» Required work
From the home network upgrade summary, output the passage that begins at the words "Full topology: Protectli" and stops after "than switch brand.", copied word for word.
Document section Block Start
Home upgrade from 2.5Gb/s to 10Gb/s using MikroTik switches, DAC cables, and SFP+ cards across existing structured cabling, with real iperf3 numbers and thermal monitoring.
Key Takeaways
Existing CAT-6 or CAT-6A runs (under 55m) handled 10GBASE-T; iperf3 confirmed near-line-rate speeds between a Ubiquiti USB dongle and an Asus XG-C100F PCIe card.
USB 10G dongles hit a single-core CPU bottleneck on receive; laptop (ThinkPad) maxed at ~7Gb/s inbound due to ksoftirqd saturation.
10GBASE-T SFP+ modules run very hot; the MikroTik CRS304-4XG-IN in an unventilated sideboard exceeded 70C internal ambient, flagged as a watch item.
Full topology: Protectli VP2440 router (dual SFP+) to MikroTik CRS304 switches at patch panel and living room, then DAC to MikroTik CRS305 in study, then DAC to workstation.
Grafana plus Telegraf over SNMP on MikroTik switches enabled per-module thermal dashboards; SFP+ temps tracked separately from CPU.
Hacker News Comment Review
Key practical split: old-gen 10GBASE-T SFP+ modules (~3W, 30m-rated) cause link flaps from heat; newer 80m/100m-rated modules draw ~1.5W and run significantly cooler – choosing the right module generation matters more than switch brand.
Document section Block End
Data extract Block Start
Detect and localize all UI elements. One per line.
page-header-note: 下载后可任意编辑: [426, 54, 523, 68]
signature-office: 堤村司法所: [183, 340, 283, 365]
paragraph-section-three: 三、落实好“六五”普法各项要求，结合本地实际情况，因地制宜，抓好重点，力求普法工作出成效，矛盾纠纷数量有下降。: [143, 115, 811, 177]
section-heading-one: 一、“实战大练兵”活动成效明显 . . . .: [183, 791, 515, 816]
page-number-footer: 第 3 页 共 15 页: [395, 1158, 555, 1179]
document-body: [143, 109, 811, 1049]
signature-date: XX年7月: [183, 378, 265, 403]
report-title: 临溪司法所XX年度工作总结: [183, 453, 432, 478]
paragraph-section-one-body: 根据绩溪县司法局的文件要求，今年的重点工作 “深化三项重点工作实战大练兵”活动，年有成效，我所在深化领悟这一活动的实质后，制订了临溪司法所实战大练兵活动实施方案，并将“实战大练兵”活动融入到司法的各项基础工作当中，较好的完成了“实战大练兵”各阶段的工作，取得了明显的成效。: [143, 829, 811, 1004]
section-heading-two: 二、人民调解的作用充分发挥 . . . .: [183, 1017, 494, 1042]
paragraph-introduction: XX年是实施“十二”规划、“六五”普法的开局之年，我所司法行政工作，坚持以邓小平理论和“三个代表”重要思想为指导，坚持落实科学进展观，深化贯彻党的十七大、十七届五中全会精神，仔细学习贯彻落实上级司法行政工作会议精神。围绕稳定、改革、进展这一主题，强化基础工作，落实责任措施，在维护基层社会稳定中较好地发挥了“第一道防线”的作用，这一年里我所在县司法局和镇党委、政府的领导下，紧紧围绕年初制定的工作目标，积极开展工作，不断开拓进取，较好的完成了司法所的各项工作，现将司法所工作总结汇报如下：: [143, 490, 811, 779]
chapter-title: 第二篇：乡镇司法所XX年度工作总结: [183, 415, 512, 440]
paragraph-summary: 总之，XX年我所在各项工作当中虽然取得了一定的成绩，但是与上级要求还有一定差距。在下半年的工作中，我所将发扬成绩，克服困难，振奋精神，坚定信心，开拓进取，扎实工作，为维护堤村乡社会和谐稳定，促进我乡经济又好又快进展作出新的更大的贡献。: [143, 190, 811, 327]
Data extract Block End
» Answer to this task
Full topology: Protectli VP2440 router (dual SFP+) to MikroTik CRS304 switches at patch panel and living room, then DAC to MikroTik CRS305 in study, then DAC to workstation.
Grafana plus Telegraf over SNMP on MikroTik switches enabled per-module thermal dashboards; SFP+ temps tracked separately from CPU.
Hacker News Comment Review
Key practical split: old-gen 10GBASE-T SFP+ modules (~3W, 30m-rated) cause link flaps from heat; newer 80m/100m-rated modules draw ~1.5W and run significantly cooler – choosing the right module generation matters more than switch brand.